#### PROVIDED DATA:
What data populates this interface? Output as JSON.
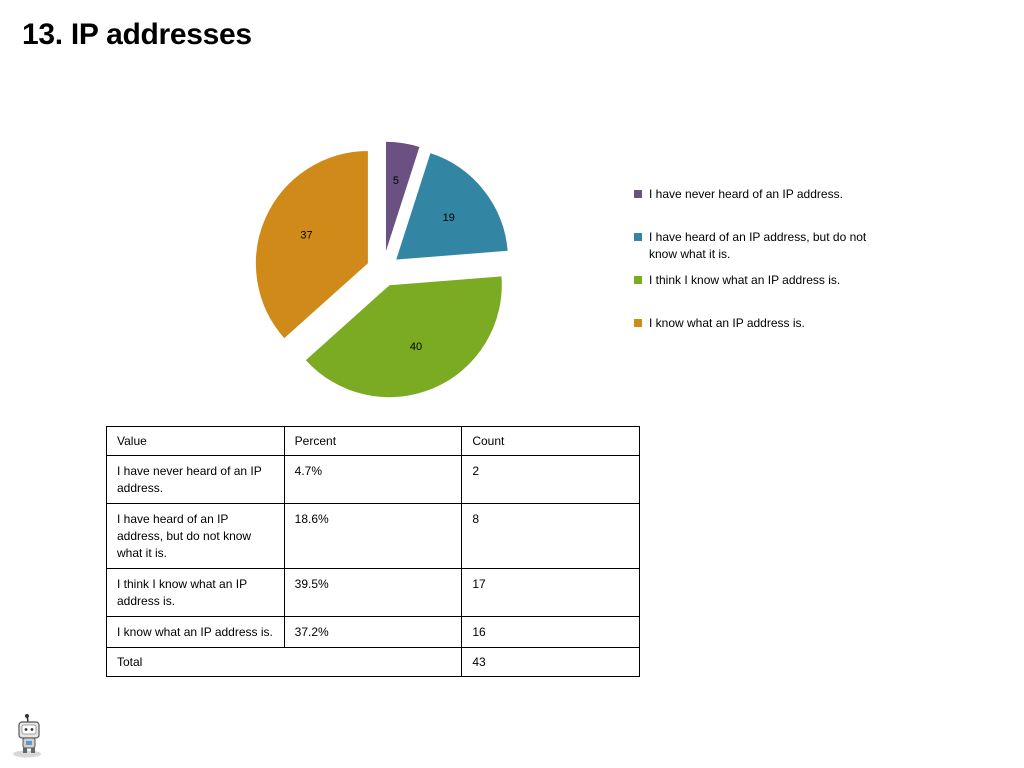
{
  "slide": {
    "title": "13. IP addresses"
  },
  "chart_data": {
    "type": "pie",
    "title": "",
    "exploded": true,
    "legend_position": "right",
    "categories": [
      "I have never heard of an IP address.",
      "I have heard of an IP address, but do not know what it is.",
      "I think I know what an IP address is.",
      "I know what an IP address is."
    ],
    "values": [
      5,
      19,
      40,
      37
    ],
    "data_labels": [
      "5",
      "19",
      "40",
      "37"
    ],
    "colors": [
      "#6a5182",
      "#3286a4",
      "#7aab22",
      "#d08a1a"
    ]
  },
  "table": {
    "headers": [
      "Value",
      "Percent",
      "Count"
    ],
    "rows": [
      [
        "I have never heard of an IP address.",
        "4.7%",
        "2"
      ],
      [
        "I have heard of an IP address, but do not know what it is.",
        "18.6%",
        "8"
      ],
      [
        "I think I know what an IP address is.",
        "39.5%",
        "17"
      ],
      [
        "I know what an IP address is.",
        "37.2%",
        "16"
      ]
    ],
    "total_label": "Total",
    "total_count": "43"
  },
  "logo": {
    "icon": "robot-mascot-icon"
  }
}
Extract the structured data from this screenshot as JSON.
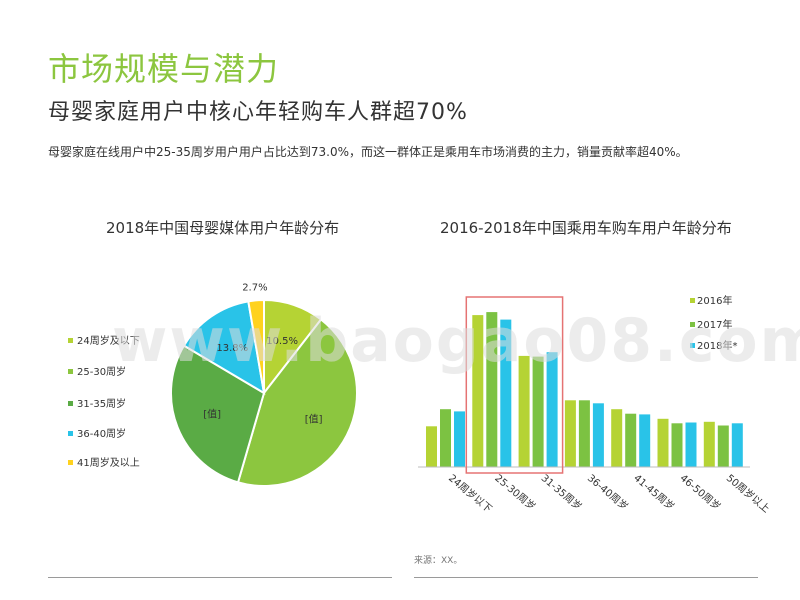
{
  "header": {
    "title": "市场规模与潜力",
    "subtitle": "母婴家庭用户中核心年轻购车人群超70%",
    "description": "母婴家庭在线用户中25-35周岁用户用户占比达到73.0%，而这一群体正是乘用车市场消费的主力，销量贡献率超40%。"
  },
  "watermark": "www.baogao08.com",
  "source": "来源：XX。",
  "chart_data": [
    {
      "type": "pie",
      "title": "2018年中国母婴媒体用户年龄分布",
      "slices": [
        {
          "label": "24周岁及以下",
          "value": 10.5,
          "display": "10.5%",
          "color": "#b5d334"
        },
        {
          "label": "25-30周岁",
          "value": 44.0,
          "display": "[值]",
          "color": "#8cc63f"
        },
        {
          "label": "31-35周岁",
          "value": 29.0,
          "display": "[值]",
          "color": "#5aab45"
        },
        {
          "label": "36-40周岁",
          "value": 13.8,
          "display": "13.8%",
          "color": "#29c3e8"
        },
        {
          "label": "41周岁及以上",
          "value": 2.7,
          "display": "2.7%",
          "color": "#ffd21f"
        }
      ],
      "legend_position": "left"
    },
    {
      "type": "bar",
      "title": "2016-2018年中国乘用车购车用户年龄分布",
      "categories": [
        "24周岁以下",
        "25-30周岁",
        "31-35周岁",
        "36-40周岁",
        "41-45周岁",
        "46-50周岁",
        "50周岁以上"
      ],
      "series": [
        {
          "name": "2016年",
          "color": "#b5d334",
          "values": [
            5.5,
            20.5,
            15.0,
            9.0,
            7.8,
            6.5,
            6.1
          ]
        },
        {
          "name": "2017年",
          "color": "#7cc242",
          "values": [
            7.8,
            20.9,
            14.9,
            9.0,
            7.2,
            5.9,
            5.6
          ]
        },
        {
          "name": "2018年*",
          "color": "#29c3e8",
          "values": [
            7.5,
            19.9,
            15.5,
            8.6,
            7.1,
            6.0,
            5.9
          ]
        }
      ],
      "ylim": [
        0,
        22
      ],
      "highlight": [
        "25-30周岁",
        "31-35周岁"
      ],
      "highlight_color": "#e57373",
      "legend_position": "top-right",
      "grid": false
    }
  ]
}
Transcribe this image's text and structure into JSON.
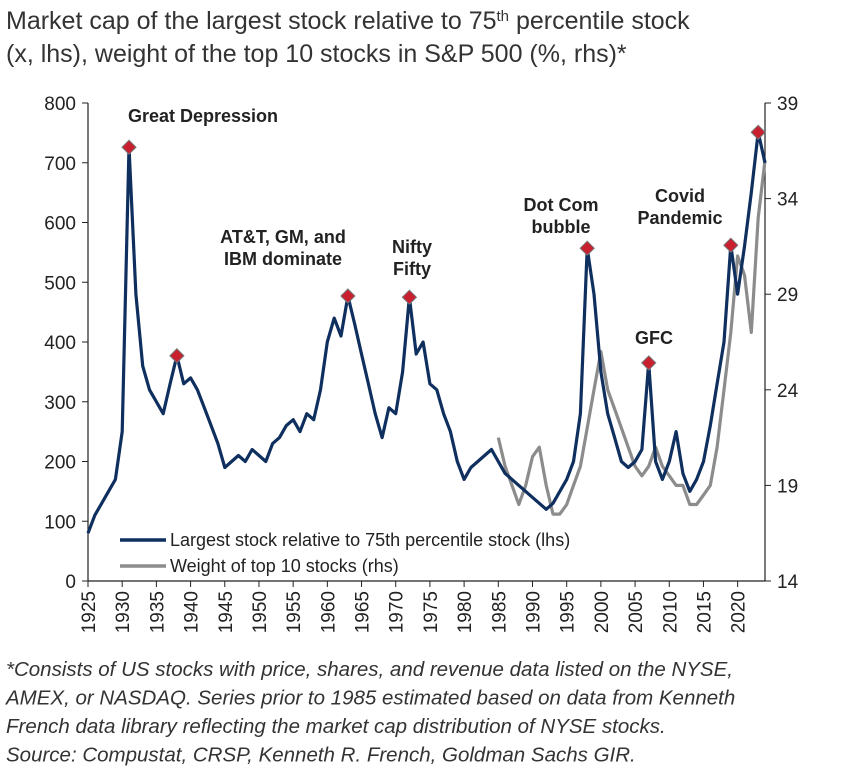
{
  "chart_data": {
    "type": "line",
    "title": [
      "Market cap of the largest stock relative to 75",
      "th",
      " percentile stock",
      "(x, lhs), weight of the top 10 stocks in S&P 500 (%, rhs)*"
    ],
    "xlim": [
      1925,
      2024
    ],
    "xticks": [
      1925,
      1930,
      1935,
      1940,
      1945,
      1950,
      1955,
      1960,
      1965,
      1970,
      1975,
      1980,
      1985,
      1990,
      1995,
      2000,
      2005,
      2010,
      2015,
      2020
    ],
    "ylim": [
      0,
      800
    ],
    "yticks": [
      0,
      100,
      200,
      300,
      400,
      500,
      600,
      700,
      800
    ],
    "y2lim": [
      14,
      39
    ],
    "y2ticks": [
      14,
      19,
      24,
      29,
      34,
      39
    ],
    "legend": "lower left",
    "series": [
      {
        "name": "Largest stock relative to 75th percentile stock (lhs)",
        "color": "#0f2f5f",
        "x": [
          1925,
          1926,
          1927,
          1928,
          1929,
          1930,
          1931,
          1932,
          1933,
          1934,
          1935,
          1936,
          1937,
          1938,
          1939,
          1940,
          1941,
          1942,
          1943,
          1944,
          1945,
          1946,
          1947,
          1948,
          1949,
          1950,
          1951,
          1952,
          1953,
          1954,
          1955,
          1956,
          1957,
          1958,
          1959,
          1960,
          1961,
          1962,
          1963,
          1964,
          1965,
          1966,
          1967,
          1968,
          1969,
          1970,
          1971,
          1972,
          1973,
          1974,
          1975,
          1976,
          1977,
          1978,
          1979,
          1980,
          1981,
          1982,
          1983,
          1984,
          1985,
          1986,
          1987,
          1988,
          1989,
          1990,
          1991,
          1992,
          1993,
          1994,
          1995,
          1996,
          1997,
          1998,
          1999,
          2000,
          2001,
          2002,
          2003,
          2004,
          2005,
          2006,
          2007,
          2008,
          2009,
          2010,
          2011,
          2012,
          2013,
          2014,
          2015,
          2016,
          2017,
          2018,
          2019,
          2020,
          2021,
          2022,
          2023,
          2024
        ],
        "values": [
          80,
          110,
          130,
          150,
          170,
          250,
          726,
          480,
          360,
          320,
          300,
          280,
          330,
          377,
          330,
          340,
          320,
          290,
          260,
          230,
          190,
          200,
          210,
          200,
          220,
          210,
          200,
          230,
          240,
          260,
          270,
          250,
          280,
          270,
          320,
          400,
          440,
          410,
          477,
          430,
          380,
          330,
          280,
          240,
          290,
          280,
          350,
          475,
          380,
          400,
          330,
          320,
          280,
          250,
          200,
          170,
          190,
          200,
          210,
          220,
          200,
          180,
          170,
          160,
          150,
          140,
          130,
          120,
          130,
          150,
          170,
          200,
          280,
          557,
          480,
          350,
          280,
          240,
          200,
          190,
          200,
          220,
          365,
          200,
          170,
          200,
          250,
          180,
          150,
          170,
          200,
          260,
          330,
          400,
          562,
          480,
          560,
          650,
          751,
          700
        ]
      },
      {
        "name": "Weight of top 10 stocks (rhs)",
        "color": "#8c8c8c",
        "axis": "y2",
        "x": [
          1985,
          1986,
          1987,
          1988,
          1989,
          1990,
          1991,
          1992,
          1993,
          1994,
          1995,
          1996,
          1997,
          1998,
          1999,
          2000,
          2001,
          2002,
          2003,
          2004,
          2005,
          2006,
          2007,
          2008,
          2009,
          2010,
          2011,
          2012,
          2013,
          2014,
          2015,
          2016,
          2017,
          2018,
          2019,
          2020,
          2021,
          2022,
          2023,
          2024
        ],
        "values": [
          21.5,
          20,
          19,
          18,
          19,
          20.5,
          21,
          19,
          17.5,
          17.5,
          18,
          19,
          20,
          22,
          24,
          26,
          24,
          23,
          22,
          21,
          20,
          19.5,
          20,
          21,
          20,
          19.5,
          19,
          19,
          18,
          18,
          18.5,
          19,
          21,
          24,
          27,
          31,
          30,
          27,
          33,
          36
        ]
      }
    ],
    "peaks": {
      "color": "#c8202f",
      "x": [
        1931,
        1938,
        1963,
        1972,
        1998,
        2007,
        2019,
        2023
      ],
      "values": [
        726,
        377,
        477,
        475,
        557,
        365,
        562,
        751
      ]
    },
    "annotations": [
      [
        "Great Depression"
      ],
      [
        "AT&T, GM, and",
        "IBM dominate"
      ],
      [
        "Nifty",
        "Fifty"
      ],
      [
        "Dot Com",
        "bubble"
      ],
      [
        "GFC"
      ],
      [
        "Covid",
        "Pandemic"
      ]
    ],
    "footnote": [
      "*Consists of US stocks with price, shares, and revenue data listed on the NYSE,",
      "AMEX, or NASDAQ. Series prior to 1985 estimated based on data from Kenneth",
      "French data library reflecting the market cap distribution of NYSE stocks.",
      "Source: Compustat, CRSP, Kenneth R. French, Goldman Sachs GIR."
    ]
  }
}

#### CHALLENGE:
List the lines of the records where "display" occurs.

#### SOLVED PROBLEM:
          "display": "10.5%",
          "display": "[值]",
          "display": "[值]",
          "display": "13.8%",
          "display": "2.7%",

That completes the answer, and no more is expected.